[Supplied entries]
........

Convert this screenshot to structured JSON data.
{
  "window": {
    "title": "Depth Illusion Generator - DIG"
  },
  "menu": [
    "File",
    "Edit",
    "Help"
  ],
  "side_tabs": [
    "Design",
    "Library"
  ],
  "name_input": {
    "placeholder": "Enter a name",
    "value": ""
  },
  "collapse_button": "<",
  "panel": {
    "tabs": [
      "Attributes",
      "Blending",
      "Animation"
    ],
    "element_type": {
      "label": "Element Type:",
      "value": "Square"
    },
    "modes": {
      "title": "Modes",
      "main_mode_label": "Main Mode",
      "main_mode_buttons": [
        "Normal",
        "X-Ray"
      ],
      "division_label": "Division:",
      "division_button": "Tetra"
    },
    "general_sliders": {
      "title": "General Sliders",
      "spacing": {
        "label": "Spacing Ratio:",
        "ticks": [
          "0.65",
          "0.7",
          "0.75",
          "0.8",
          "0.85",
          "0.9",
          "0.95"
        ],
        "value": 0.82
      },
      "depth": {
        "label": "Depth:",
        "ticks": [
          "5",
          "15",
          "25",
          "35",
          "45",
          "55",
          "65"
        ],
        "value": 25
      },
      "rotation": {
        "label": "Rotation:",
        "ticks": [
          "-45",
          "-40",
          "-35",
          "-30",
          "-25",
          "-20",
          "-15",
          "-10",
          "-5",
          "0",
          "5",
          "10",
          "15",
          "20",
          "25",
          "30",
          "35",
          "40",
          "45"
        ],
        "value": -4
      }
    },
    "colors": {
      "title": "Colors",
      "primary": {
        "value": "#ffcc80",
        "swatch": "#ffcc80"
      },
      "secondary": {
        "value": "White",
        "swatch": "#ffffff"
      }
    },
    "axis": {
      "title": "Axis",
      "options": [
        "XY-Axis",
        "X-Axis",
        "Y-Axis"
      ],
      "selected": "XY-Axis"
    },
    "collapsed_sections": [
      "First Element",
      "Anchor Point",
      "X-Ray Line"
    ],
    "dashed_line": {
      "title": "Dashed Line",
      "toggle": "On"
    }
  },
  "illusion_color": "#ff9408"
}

........

Count up the lines in the listing that hold the word "value", and give that number only.

7